Data records
::::

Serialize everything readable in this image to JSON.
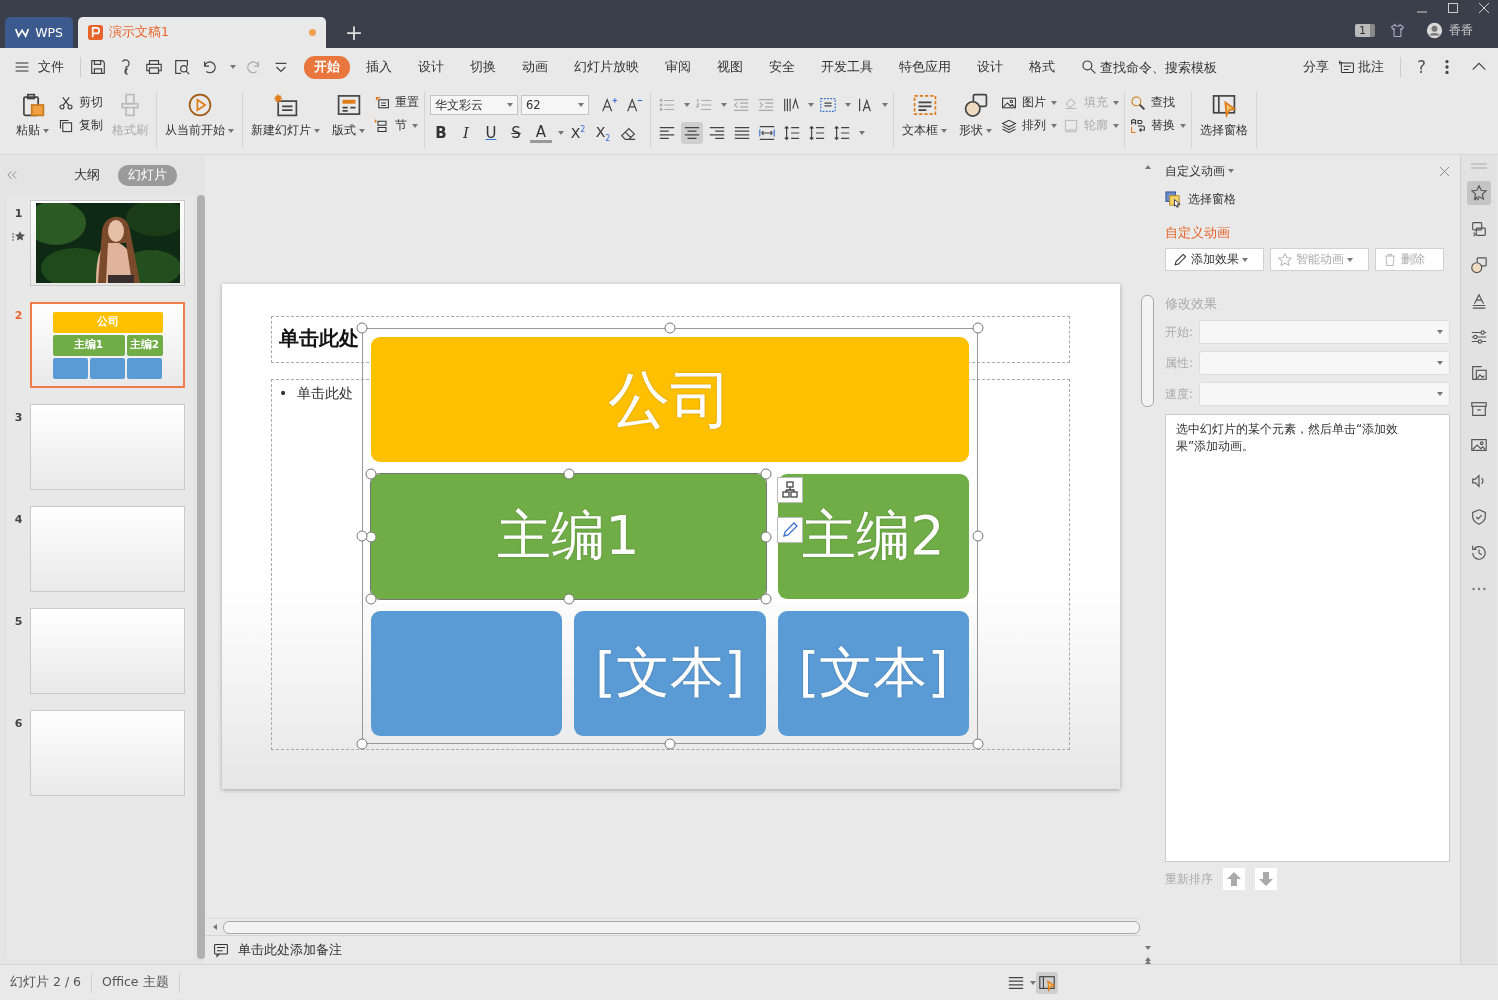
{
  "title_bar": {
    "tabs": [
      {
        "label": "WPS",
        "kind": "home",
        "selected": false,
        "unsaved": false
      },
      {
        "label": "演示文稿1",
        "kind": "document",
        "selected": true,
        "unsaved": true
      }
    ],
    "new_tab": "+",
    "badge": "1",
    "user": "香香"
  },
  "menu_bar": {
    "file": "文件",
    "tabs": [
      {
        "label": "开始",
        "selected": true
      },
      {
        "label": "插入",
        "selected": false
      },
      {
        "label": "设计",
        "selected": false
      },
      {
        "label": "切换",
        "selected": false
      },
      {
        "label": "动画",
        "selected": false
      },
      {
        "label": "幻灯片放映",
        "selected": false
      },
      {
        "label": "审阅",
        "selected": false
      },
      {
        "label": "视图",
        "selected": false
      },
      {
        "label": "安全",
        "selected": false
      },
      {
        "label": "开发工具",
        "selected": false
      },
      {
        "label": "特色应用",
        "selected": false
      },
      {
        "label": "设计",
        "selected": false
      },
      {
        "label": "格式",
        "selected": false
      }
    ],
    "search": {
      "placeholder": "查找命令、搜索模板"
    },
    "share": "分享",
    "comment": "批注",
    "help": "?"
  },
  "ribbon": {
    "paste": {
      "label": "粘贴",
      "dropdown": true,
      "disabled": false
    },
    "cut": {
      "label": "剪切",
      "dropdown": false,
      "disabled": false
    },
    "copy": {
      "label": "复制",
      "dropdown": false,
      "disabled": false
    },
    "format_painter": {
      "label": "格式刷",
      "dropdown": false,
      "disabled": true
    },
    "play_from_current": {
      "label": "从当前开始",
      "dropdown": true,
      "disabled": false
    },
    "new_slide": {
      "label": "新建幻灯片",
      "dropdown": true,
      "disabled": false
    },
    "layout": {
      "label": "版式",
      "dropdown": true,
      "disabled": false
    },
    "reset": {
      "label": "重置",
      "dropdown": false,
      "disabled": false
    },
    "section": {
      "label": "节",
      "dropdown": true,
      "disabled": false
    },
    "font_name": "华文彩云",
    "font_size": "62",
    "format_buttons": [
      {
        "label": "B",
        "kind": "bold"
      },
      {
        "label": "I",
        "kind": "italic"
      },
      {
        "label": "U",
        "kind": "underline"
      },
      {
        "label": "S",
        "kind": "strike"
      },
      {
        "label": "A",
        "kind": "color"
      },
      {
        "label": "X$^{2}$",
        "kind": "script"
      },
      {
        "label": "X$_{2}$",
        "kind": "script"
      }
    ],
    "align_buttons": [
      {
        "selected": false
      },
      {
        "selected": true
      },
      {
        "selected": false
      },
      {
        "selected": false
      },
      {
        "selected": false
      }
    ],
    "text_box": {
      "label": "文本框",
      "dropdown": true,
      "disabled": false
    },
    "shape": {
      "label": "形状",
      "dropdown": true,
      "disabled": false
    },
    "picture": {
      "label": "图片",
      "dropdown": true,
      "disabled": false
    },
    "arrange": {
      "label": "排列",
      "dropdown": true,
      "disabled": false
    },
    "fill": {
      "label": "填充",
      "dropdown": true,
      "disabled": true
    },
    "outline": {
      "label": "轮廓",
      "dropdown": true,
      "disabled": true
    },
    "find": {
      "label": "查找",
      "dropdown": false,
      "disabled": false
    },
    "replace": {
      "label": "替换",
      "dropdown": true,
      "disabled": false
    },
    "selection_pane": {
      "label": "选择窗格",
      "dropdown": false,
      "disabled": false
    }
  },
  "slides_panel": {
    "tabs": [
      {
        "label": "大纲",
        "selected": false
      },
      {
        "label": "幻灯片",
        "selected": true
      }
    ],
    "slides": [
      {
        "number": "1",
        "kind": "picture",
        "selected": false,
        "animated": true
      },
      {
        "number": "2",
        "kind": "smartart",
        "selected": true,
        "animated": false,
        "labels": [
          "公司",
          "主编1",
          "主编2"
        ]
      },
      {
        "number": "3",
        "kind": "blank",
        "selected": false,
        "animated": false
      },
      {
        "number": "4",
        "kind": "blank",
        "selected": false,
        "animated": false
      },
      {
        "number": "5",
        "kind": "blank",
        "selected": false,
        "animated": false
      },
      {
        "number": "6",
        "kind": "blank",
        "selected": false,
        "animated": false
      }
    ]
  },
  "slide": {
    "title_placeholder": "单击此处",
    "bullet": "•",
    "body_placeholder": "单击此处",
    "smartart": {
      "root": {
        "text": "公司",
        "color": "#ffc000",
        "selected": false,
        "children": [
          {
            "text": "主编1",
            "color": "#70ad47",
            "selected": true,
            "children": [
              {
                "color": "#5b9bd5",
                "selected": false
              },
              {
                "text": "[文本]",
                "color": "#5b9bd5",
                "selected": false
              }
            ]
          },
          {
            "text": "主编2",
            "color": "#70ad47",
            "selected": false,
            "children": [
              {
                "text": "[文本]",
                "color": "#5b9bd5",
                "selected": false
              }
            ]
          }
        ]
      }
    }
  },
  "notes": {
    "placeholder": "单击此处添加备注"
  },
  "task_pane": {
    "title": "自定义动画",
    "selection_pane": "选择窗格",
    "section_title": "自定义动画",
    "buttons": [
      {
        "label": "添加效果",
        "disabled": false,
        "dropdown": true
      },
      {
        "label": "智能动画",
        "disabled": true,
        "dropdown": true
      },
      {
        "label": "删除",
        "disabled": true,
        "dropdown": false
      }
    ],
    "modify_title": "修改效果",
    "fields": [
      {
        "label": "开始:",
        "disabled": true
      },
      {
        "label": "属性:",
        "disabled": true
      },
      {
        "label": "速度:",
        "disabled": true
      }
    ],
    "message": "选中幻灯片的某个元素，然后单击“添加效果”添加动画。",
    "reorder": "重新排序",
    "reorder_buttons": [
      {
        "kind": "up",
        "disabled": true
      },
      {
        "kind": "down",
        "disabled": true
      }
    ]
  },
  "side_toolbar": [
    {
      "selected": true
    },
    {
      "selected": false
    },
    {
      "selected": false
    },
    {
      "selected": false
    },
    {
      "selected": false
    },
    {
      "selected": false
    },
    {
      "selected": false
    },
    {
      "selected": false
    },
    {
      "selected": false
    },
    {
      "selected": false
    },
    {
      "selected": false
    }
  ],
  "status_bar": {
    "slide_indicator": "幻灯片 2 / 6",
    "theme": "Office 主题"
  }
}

::::

▸ **WORK INSTRUCTIONS**: Pull out each line of the listing that holds the string "添加效果".

▸ **TASK OUTPUT**:
        "label": "添加效果",
    "message": "选中幻灯片的某个元素，然后单击“添加效果”添加动画。",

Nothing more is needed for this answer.